In the records below, find each line containing the word "JSON" and copy it.

● ● ●

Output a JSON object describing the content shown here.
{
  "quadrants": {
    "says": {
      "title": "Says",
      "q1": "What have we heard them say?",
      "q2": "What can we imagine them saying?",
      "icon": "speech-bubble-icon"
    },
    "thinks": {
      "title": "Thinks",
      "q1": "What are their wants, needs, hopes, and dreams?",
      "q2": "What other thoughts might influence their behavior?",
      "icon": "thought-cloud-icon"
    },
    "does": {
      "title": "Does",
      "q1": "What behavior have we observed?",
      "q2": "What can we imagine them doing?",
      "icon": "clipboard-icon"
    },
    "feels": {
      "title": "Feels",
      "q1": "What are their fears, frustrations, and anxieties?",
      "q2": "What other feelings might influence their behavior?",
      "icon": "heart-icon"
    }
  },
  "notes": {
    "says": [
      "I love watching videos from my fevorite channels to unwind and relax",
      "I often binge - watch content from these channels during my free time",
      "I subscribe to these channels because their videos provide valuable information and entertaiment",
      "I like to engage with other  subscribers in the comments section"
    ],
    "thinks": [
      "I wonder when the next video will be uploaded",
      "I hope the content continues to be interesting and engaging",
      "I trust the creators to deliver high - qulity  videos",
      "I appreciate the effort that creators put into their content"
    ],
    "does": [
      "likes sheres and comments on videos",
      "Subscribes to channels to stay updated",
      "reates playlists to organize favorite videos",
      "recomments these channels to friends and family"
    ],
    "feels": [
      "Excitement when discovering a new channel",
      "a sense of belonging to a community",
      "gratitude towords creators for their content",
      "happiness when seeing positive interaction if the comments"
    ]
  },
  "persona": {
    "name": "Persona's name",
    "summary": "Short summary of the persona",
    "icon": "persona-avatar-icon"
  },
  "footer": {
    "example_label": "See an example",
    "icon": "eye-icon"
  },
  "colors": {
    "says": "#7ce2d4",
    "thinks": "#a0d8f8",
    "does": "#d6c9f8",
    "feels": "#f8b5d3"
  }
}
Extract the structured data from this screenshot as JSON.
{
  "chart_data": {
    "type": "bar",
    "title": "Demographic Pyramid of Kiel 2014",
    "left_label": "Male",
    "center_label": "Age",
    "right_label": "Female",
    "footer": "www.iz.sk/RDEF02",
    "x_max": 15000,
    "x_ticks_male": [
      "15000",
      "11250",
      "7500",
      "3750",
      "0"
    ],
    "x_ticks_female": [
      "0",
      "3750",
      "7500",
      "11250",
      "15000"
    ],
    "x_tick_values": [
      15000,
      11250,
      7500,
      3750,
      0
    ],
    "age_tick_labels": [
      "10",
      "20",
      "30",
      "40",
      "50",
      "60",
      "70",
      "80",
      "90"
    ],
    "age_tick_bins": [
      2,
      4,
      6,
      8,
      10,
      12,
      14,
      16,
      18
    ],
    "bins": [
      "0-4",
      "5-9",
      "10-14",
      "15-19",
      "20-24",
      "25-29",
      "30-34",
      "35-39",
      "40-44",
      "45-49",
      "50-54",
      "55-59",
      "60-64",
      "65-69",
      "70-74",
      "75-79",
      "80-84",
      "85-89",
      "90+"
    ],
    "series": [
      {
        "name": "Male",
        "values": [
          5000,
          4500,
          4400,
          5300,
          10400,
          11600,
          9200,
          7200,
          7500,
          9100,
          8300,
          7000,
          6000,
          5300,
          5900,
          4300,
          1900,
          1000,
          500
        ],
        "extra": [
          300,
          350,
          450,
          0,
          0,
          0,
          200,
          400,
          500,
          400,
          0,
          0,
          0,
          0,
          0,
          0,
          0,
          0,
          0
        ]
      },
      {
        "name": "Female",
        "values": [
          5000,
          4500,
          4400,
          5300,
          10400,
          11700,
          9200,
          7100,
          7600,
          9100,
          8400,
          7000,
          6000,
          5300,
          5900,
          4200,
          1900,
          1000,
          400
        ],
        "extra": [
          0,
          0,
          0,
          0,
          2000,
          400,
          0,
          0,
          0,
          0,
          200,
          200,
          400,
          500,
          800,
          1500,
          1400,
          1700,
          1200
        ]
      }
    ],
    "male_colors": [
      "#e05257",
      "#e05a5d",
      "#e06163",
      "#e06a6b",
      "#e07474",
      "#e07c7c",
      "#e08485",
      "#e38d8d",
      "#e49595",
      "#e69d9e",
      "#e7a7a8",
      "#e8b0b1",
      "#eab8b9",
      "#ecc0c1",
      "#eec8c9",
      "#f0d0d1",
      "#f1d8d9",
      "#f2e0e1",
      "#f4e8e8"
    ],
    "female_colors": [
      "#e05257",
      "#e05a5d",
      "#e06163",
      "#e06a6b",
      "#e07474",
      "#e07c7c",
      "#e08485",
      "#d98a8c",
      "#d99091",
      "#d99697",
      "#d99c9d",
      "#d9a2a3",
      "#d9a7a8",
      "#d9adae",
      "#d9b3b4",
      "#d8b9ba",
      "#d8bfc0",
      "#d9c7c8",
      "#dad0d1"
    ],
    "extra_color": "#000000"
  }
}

● ● ●

* [Finished exercise]
Output a JSON object describing the content shown here.
Extract the structured data from this screenshot as JSON.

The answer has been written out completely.